>> Begin

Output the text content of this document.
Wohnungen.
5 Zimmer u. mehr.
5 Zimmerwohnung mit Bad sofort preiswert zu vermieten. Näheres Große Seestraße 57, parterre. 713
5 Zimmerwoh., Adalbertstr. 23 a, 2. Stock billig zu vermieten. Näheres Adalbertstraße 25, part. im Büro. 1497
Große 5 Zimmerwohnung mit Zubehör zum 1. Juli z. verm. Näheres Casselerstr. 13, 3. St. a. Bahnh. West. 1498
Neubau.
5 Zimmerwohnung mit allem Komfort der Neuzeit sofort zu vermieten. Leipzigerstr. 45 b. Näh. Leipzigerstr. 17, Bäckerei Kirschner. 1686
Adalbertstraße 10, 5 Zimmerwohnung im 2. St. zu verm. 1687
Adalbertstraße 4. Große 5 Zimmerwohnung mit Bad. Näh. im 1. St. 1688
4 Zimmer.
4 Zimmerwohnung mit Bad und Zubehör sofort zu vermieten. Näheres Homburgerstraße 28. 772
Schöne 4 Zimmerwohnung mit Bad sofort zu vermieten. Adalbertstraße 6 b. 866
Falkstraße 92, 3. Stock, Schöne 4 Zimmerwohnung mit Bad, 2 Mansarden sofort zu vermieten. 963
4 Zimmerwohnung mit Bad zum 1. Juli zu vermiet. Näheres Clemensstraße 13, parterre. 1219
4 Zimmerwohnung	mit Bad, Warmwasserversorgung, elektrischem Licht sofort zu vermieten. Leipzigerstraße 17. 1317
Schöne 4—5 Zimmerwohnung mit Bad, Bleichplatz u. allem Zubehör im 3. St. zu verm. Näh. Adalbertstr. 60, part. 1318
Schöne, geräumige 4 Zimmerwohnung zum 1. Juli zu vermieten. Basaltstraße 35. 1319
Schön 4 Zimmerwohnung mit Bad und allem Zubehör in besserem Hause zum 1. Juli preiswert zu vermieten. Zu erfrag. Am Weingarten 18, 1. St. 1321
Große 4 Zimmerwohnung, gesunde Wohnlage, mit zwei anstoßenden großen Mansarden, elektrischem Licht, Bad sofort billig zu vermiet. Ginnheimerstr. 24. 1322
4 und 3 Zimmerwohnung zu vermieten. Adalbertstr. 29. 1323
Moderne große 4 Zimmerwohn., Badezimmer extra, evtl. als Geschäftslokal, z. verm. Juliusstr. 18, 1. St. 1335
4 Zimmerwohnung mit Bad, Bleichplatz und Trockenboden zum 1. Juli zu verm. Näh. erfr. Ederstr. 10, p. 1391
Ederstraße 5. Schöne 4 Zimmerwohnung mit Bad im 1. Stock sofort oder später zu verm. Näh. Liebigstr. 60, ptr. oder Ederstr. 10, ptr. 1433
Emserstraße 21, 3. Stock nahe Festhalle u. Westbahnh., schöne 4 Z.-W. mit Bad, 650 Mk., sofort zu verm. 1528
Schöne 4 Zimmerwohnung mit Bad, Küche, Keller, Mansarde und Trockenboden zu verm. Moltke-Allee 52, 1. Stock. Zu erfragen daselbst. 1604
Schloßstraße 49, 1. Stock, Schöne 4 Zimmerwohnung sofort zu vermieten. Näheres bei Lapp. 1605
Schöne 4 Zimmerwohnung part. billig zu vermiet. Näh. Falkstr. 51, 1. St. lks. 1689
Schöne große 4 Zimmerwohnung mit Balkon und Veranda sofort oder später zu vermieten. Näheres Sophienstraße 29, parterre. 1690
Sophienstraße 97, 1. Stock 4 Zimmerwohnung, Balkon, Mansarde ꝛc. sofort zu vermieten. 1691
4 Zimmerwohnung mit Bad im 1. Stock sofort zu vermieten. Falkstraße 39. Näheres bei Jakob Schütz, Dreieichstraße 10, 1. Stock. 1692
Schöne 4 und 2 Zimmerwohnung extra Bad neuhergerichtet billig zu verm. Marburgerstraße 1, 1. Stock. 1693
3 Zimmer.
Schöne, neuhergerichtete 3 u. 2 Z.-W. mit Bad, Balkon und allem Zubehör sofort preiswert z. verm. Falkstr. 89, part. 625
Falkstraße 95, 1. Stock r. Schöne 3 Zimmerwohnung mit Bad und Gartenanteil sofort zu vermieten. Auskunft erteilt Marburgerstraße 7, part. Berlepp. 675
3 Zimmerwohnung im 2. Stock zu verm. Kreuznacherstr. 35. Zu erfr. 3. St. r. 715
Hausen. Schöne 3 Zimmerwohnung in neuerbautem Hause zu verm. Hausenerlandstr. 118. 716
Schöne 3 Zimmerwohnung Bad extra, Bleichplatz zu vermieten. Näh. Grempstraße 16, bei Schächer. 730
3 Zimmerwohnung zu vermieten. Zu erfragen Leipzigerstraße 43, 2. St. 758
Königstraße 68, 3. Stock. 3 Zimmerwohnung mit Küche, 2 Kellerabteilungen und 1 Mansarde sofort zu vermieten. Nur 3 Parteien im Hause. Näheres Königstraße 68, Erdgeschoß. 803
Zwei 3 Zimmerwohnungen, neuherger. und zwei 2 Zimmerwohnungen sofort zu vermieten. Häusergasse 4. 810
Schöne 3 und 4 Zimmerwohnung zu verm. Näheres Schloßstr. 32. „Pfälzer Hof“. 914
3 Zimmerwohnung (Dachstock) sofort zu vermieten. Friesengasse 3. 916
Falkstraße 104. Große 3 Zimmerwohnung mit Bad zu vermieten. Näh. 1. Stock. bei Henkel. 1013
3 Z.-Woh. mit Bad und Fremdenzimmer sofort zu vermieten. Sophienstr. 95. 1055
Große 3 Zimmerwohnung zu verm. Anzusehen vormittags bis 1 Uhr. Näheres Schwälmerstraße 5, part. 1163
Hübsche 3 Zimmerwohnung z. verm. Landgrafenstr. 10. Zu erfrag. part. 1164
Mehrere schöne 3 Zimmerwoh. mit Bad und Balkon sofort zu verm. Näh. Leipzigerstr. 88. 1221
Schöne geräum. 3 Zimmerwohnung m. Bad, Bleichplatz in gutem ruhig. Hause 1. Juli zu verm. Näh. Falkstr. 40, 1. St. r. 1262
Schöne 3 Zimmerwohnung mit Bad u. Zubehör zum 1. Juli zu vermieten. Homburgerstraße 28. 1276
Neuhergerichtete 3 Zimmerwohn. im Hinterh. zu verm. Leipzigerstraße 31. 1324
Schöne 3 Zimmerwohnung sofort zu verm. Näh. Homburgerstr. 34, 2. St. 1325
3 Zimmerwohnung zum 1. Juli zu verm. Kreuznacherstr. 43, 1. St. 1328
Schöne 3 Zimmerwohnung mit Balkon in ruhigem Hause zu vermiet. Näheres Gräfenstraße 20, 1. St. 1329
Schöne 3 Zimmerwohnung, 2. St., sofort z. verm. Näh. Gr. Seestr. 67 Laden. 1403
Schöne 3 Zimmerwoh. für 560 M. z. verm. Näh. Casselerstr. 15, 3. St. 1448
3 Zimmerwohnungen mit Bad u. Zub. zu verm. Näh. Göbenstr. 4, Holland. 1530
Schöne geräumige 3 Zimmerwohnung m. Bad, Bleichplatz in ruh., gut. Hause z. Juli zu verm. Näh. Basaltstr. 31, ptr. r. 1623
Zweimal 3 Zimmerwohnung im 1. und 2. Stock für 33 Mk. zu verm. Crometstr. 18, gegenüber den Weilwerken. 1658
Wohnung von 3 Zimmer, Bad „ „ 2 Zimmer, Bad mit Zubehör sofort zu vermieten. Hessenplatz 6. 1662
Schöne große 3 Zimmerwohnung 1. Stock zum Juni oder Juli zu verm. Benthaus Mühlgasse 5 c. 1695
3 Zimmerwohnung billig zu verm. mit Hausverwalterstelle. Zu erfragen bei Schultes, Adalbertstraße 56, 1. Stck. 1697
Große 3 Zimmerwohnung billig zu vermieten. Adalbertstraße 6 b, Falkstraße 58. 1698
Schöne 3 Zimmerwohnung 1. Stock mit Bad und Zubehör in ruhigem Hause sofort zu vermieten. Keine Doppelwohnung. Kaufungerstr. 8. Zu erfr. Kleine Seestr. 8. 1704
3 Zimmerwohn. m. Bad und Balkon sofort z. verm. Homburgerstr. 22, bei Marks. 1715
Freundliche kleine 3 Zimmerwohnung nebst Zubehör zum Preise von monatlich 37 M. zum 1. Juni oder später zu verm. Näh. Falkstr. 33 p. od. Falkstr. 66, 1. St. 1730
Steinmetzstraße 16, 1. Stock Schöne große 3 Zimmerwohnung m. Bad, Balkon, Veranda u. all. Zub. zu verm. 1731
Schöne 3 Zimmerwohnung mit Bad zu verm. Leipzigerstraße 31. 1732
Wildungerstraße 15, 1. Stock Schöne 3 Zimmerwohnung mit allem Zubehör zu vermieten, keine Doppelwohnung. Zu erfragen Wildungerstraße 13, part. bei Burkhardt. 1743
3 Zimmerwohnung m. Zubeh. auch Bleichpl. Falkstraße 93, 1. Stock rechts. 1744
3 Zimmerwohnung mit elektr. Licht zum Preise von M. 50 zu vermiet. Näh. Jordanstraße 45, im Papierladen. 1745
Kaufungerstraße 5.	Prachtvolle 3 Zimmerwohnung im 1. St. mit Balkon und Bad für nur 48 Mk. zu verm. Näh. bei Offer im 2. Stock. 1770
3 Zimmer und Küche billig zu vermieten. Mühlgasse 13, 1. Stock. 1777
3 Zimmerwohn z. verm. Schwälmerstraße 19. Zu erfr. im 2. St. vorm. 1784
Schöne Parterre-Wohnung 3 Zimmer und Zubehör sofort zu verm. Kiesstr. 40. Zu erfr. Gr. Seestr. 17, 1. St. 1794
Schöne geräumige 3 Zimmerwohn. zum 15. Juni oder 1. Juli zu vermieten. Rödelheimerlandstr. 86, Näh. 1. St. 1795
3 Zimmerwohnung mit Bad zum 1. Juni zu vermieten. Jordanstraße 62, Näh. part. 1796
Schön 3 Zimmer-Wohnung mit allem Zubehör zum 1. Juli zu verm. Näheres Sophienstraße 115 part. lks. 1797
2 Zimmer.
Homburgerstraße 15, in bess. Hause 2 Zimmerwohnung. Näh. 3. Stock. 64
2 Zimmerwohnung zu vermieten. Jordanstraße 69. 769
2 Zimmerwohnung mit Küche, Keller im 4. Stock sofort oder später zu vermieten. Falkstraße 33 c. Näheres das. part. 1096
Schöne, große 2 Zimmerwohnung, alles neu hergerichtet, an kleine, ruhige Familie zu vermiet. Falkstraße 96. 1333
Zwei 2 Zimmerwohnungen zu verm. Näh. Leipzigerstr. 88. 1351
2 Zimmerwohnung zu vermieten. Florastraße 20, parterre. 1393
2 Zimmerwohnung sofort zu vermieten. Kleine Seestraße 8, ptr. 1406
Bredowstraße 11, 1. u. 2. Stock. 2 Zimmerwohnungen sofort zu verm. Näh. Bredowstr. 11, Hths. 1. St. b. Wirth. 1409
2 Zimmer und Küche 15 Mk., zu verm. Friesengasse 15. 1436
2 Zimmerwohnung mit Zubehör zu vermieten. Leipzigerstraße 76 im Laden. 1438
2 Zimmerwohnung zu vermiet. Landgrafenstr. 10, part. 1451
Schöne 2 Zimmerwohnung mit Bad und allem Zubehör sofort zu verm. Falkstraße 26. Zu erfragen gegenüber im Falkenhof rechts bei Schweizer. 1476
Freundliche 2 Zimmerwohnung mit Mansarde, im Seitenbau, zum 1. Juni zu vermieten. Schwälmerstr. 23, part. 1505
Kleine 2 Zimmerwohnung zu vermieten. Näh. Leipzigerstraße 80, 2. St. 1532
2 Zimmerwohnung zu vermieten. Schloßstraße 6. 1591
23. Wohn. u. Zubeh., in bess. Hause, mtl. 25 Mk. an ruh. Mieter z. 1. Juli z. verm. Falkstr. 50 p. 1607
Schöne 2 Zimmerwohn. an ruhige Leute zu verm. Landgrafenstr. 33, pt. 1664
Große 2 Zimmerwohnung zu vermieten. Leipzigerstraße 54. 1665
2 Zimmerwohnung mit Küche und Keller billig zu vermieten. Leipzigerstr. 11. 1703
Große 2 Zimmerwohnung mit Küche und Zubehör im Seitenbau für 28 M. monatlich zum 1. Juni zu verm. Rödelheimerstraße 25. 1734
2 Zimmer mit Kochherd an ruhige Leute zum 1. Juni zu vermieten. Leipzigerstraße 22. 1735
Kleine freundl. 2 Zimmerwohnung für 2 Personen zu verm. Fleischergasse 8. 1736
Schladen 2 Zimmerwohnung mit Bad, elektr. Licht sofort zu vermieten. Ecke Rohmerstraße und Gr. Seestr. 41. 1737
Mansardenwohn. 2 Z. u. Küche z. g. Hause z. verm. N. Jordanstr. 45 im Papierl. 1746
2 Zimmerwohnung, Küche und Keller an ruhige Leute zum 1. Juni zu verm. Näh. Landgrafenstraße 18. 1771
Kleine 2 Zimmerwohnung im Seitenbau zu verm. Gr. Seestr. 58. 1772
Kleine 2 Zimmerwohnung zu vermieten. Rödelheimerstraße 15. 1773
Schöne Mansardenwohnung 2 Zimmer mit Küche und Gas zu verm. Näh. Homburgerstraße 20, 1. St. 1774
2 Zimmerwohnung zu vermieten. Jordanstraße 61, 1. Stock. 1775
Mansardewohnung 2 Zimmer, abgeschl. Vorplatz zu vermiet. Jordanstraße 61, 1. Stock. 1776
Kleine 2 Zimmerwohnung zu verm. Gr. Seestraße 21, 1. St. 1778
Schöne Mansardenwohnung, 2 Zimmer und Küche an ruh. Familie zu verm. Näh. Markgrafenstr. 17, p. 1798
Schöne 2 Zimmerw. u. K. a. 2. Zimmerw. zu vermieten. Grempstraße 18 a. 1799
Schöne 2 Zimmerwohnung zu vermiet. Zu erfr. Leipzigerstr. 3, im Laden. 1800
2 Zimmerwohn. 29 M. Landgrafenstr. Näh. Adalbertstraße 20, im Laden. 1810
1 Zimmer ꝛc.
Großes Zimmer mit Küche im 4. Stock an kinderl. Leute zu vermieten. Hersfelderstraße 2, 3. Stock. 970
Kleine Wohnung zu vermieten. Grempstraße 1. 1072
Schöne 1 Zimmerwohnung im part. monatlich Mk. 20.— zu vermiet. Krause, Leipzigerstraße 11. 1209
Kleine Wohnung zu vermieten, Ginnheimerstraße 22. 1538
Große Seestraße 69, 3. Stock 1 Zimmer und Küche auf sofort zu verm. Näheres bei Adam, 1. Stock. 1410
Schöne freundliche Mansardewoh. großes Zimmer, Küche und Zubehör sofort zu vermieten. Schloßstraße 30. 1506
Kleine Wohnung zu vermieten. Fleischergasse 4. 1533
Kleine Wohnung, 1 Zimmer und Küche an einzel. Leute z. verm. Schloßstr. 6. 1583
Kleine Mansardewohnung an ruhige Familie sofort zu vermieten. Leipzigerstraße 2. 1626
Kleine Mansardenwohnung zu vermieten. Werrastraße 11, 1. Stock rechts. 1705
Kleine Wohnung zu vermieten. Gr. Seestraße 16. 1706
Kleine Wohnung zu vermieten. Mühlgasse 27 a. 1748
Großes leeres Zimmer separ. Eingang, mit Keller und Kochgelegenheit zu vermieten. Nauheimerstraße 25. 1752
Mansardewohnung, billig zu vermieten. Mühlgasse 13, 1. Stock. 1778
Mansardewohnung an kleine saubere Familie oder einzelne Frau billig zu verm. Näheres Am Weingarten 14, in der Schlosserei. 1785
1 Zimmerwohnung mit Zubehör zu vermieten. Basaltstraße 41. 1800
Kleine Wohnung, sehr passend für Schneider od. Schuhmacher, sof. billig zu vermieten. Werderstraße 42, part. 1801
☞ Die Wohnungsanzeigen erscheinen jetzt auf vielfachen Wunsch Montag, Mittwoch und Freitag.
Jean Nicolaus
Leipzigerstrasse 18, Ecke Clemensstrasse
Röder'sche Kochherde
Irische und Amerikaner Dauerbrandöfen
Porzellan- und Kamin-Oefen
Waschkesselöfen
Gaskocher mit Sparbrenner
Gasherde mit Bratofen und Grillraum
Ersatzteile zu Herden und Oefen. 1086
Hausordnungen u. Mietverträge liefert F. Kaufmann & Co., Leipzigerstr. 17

>> End

Problem details: List each line of the records that holds the string "Doppelwohnung".

Solution to this exercise:
Schöne 3 Zimmerwohnung 1. Stock mit Bad und Zubehör in ruhigem Hause sofort zu vermieten. Keine Doppelwohnung. Kaufungerstr. 8. Zu erfr. Kleine Seestr. 8. 1704
Wildungerstraße 15, 1. Stock Schöne 3 Zimmerwohnung mit allem Zubehör zu vermieten, keine Doppelwohnung. Zu erfragen Wildungerstraße 13, part. bei Burkhardt. 1743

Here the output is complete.